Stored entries
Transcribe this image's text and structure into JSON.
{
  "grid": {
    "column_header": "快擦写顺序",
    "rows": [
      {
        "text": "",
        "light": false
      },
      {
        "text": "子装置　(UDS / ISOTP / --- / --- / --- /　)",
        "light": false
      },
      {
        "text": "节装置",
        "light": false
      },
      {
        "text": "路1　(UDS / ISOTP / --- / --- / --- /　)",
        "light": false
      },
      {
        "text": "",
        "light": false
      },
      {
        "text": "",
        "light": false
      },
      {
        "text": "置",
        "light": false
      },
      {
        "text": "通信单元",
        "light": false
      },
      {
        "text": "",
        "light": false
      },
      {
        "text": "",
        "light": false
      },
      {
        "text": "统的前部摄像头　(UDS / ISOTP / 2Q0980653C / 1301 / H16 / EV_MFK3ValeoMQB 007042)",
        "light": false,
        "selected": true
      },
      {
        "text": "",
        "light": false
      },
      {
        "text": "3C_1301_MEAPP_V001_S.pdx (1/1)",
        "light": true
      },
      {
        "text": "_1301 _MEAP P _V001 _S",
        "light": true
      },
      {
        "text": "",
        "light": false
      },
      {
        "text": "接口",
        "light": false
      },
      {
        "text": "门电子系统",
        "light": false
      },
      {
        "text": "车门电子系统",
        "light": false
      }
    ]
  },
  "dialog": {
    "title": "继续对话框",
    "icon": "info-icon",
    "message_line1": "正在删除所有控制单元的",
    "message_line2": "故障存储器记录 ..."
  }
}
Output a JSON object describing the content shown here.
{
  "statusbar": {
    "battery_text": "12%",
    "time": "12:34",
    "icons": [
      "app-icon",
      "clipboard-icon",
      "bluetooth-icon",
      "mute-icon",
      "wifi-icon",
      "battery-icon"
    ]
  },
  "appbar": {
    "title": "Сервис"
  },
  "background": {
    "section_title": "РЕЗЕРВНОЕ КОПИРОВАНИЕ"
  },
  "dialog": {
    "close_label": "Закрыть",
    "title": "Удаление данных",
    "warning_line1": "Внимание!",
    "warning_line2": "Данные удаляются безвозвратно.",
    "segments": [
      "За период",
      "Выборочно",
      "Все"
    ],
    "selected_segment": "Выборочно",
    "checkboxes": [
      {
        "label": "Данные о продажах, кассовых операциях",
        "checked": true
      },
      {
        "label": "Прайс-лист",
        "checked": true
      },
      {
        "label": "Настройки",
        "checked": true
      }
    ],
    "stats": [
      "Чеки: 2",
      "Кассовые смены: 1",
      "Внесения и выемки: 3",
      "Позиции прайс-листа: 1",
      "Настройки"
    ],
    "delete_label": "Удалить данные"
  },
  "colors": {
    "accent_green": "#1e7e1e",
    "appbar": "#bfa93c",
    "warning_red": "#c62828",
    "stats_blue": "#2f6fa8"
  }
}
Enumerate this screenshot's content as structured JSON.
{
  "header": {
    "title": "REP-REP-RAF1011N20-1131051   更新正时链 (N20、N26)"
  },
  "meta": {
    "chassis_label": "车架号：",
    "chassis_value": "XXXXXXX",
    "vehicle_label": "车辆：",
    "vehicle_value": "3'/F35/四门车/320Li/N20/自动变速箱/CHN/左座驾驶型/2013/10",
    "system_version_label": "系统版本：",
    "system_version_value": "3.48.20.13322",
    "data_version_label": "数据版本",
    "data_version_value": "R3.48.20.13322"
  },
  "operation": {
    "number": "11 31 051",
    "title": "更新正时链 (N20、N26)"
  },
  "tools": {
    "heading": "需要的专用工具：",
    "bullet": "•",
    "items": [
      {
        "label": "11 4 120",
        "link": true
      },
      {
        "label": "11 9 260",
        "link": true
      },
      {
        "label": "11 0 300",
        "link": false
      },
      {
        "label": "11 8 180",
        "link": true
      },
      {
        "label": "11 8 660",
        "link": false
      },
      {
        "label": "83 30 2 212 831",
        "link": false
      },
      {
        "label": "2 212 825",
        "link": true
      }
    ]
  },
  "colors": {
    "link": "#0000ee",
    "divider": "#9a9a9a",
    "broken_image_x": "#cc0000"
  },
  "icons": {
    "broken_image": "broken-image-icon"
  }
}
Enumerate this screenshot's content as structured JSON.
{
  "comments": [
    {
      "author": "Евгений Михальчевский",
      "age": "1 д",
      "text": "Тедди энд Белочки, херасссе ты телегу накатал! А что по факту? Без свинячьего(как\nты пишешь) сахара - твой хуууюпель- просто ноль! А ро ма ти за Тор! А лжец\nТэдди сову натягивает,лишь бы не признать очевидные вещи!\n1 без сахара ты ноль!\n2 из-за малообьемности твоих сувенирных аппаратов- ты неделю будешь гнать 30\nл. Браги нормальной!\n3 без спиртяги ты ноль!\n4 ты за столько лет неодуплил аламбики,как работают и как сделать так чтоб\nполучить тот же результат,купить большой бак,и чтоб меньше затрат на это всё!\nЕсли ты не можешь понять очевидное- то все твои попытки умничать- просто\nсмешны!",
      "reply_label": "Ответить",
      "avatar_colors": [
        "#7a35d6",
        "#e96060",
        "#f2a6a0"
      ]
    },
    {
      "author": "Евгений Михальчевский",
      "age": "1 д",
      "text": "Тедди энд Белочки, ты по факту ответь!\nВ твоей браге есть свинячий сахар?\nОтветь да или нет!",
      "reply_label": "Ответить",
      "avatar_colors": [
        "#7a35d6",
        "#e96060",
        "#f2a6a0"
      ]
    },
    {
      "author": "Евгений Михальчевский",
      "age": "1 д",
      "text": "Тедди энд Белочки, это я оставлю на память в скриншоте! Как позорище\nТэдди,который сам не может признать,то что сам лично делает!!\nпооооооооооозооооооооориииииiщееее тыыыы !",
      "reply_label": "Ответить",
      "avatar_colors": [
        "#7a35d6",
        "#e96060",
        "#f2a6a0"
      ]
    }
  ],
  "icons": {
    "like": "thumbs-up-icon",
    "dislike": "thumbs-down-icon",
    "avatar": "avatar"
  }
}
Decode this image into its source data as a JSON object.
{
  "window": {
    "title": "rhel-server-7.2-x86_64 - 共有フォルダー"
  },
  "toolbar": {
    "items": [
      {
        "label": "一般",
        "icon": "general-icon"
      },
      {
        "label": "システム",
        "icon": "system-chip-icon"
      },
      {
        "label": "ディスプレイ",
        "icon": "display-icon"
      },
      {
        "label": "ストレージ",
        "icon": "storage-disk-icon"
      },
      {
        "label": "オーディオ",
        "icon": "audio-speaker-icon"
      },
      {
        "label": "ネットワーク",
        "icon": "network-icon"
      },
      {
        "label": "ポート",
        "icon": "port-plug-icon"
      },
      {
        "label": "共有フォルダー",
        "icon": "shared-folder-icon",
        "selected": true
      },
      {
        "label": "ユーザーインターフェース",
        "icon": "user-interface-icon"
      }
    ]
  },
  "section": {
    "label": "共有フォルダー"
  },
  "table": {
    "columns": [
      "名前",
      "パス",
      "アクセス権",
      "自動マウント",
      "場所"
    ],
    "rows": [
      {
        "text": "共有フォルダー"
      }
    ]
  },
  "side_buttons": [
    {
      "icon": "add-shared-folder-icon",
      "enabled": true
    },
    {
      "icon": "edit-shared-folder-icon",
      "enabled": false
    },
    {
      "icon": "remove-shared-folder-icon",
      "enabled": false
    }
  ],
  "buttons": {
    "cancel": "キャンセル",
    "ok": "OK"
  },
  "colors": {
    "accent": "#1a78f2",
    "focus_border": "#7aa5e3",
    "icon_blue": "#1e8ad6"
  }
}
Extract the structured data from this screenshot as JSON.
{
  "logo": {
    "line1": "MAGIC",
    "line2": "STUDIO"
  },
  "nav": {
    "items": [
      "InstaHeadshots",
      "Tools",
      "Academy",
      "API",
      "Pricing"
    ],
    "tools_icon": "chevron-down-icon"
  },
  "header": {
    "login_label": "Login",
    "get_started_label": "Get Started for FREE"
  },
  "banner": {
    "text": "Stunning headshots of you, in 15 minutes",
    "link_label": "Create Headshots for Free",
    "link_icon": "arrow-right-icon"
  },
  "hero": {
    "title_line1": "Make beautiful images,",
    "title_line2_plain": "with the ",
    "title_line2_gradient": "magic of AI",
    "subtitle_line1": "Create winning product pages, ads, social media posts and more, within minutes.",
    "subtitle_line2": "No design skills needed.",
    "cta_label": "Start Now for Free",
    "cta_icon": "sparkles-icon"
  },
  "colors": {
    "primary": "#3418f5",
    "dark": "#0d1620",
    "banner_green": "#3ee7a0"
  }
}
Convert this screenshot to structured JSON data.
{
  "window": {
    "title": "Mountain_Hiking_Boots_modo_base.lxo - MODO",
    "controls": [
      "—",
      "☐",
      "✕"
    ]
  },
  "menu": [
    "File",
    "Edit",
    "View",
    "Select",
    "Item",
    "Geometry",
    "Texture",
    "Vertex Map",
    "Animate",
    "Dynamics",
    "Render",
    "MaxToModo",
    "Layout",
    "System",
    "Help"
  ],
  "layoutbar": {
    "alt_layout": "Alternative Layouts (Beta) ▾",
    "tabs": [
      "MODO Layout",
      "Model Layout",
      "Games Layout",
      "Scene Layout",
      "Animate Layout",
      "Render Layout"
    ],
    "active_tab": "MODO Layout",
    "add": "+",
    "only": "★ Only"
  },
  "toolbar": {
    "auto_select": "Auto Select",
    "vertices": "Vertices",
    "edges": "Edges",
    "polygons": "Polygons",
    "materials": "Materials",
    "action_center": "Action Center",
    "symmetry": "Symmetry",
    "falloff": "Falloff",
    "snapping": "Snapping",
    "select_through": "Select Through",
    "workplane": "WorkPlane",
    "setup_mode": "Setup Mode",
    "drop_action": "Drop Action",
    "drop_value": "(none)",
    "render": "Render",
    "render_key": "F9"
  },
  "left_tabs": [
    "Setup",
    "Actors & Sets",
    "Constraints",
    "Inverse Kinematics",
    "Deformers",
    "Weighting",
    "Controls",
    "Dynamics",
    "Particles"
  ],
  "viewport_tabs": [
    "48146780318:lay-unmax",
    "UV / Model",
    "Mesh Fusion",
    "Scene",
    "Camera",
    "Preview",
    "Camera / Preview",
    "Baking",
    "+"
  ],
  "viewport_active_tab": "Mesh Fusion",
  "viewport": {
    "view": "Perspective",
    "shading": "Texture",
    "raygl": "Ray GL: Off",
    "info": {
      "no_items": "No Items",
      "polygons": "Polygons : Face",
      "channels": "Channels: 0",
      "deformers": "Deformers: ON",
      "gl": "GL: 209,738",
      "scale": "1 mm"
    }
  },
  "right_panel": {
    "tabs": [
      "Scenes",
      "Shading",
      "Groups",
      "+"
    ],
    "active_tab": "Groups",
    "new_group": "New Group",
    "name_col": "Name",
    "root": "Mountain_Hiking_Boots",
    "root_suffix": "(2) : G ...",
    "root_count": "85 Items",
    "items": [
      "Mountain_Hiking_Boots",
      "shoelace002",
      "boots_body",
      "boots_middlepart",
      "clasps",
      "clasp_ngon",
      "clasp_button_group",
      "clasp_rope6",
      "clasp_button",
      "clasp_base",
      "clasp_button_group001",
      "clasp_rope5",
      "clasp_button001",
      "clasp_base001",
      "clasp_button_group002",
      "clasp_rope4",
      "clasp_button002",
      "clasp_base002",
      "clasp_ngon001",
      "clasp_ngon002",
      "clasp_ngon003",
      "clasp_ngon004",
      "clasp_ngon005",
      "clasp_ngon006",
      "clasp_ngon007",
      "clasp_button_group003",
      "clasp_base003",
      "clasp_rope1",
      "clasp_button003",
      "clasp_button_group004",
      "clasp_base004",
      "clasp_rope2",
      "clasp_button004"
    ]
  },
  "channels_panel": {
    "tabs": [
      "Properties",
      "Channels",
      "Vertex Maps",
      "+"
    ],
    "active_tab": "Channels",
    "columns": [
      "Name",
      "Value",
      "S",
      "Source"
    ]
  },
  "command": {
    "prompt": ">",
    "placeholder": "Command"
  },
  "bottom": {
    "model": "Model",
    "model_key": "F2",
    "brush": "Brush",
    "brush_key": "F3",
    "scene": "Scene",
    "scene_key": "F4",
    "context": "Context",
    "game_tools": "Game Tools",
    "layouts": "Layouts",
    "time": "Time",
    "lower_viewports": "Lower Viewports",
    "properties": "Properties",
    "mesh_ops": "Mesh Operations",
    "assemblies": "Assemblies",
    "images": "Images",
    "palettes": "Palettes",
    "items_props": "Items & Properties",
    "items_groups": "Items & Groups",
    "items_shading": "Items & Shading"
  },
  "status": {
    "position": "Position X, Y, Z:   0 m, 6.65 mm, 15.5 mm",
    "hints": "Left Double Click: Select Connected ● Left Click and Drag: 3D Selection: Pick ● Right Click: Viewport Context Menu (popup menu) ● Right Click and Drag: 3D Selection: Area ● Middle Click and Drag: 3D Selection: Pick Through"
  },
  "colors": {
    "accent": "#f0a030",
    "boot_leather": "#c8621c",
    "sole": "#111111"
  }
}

→ **Short task**
State the count of lines holding the string "thumbs" in the listing above, and nothing else.

→ **In response**
2